_SUPPLIED MATERIAL_:
>>>>
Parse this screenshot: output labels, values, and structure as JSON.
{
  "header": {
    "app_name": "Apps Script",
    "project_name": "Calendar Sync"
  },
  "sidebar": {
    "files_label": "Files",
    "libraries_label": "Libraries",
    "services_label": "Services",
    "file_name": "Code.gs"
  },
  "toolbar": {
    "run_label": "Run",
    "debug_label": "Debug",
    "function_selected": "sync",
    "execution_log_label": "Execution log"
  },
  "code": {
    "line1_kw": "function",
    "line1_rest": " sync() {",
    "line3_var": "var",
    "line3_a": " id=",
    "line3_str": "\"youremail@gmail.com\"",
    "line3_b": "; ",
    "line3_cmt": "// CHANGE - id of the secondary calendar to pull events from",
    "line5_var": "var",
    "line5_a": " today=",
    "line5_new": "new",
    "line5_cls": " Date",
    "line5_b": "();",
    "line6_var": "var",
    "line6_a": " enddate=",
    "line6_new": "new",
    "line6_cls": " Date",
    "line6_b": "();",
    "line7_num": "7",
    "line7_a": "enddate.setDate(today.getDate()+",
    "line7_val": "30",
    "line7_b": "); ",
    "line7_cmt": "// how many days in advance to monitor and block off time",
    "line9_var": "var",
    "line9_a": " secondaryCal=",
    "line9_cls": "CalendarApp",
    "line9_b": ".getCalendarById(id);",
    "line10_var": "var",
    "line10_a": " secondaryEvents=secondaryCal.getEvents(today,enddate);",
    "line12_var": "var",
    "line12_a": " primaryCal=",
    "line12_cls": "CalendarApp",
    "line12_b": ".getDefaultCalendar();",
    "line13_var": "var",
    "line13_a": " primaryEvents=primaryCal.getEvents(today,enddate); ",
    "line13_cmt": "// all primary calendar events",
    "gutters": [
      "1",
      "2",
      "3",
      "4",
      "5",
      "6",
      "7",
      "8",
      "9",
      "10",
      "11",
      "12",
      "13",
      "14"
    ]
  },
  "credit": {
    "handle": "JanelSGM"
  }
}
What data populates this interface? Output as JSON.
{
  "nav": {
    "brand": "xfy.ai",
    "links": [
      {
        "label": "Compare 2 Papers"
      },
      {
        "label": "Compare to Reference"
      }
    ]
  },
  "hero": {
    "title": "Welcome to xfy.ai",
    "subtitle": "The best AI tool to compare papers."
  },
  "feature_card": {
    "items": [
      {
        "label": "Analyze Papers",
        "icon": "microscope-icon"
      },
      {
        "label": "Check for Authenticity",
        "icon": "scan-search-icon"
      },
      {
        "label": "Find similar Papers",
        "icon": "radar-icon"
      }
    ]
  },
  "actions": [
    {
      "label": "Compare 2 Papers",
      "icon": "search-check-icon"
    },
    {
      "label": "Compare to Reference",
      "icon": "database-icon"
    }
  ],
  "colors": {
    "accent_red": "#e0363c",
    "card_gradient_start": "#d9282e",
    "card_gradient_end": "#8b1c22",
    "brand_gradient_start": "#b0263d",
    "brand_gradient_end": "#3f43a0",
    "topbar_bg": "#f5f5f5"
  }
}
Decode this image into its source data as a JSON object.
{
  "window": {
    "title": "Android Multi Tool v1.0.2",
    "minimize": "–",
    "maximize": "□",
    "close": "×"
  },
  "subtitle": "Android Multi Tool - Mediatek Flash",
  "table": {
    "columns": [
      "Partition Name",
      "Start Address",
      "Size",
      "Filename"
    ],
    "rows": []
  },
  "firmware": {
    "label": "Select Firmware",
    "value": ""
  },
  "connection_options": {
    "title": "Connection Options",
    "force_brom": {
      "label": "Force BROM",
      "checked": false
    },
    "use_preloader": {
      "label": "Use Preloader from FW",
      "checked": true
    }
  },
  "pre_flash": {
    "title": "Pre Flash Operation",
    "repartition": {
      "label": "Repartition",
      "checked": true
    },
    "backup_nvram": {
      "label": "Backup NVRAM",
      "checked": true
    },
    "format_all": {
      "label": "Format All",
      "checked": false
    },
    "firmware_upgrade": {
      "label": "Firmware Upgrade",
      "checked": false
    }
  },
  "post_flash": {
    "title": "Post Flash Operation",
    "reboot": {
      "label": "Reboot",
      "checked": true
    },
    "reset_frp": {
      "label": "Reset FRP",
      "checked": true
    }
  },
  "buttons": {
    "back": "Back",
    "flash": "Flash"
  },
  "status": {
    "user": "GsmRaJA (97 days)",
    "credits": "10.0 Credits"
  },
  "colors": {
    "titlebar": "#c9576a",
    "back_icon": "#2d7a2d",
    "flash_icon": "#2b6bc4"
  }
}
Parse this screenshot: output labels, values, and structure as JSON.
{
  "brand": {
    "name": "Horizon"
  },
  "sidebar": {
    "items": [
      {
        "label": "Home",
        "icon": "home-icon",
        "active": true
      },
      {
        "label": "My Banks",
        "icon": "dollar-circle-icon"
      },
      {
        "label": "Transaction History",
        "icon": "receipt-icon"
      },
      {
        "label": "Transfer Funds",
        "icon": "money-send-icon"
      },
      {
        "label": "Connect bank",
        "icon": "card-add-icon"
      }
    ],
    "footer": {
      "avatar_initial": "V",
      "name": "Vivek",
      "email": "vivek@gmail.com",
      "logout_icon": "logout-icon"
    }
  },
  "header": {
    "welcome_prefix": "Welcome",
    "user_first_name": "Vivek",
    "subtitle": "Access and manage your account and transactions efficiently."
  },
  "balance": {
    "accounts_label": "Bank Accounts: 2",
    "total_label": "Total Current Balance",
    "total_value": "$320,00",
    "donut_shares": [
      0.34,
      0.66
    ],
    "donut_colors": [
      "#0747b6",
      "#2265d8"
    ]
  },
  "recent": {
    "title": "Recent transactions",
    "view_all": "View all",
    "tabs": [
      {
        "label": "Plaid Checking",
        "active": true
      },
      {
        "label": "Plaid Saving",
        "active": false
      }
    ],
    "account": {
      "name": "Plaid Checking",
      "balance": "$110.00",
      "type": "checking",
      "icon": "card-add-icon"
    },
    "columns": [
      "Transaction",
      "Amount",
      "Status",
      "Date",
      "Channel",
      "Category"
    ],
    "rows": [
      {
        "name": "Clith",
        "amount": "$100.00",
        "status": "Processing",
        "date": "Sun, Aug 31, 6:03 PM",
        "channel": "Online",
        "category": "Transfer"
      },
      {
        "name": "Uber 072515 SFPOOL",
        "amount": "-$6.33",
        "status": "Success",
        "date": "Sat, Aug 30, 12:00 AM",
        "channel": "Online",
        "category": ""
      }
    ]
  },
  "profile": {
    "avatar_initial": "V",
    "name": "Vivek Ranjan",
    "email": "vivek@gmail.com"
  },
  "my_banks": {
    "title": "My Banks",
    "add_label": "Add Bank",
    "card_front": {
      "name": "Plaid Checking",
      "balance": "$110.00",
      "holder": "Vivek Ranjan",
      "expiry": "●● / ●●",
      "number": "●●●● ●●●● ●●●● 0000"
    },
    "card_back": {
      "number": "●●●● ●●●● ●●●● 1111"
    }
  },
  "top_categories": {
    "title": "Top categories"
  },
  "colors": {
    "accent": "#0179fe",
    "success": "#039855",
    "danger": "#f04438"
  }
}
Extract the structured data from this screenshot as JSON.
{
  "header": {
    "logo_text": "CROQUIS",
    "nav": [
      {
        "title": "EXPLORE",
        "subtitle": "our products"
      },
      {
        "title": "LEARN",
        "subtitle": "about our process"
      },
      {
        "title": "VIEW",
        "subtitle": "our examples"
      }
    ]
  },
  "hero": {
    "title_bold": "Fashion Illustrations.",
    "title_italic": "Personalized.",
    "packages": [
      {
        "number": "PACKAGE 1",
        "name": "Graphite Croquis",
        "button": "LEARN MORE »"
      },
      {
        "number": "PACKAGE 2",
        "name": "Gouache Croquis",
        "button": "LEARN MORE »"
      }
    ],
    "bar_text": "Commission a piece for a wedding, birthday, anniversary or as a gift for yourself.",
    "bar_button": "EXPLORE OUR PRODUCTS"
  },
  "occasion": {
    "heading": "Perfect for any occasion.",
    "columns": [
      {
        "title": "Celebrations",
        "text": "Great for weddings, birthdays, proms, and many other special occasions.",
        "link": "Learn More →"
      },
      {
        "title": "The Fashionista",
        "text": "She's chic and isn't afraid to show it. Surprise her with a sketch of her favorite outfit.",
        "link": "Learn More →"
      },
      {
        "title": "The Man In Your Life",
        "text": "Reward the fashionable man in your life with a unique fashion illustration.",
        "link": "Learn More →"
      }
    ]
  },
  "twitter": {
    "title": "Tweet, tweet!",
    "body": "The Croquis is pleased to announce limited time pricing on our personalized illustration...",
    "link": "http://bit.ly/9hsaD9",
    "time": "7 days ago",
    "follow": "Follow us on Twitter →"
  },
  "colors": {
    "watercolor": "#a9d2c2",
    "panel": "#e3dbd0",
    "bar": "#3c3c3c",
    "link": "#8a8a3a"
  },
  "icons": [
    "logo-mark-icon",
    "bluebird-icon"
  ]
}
<<<<
_AIM OF THE TASK_:
Find every line that includes the string "Operation". Report how many there are and nothing else.

_SOLUTION TO THE PROBLEM_:
2